WORK TO BE COMPLETED
Go through the data and copy every line exactly, but not the images.

GIVEN INFORMATION
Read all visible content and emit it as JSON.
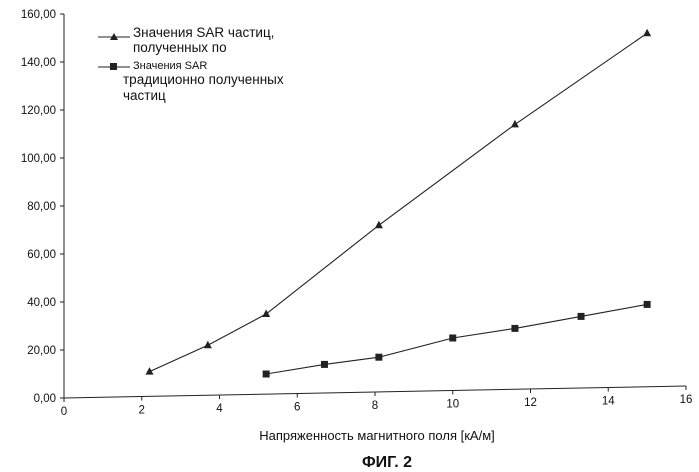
{
  "chart_data": {
    "type": "line",
    "title": "",
    "xlabel": "Напряженность магнитного поля [кА/м]",
    "ylabel": "",
    "xlim": [
      0,
      16
    ],
    "ylim": [
      0,
      160
    ],
    "x_ticks": [
      "0",
      "2",
      "4",
      "6",
      "8",
      "10",
      "12",
      "14",
      "16"
    ],
    "y_ticks": [
      "0,00",
      "20,00",
      "40,00",
      "60,00",
      "80,00",
      "100,00",
      "120,00",
      "140,00",
      "160,00"
    ],
    "grid": false,
    "legend_position": "top-left",
    "series": [
      {
        "name": "Значения SAR частиц, полученных по",
        "legend_lines": [
          "Значения SAR частиц,",
          "полученных по"
        ],
        "marker": "triangle",
        "x": [
          2.2,
          3.7,
          5.2,
          8.1,
          11.6,
          15.0
        ],
        "y": [
          11,
          22,
          35,
          72,
          114,
          152
        ]
      },
      {
        "name": "Значения SAR традиционно полученных частиц",
        "legend_lines": [
          "Значения SAR",
          "традиционно полученных",
          "частиц"
        ],
        "marker": "square",
        "x": [
          5.2,
          6.7,
          8.1,
          10.0,
          11.6,
          13.3,
          15.0
        ],
        "y": [
          10,
          14,
          17,
          25,
          29,
          34,
          39
        ]
      }
    ]
  },
  "figure_label": "ФИГ. 2"
}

COMPLETED TASK
Read all visible content and emit it as JSON.
{
  "chart_data": {
    "type": "line",
    "title": "",
    "xlabel": "Напряженность магнитного поля [кА/м]",
    "ylabel": "",
    "xlim": [
      0,
      16
    ],
    "ylim": [
      0,
      160
    ],
    "x_ticks": [
      "0",
      "2",
      "4",
      "6",
      "8",
      "10",
      "12",
      "14",
      "16"
    ],
    "y_ticks": [
      "0,00",
      "20,00",
      "40,00",
      "60,00",
      "80,00",
      "100,00",
      "120,00",
      "140,00",
      "160,00"
    ],
    "grid": false,
    "legend_position": "top-left",
    "series": [
      {
        "name": "Значения SAR частиц, полученных по",
        "legend_lines": [
          "Значения SAR частиц,",
          "полученных по"
        ],
        "marker": "triangle",
        "x": [
          2.2,
          3.7,
          5.2,
          8.1,
          11.6,
          15.0
        ],
        "y": [
          11,
          22,
          35,
          72,
          114,
          152
        ]
      },
      {
        "name": "Значения SAR традиционно полученных частиц",
        "legend_lines": [
          "Значения SAR",
          "традиционно полученных",
          "частиц"
        ],
        "marker": "square",
        "x": [
          5.2,
          6.7,
          8.1,
          10.0,
          11.6,
          13.3,
          15.0
        ],
        "y": [
          10,
          14,
          17,
          25,
          29,
          34,
          39
        ]
      }
    ]
  },
  "figure_label": "ФИГ. 2"
}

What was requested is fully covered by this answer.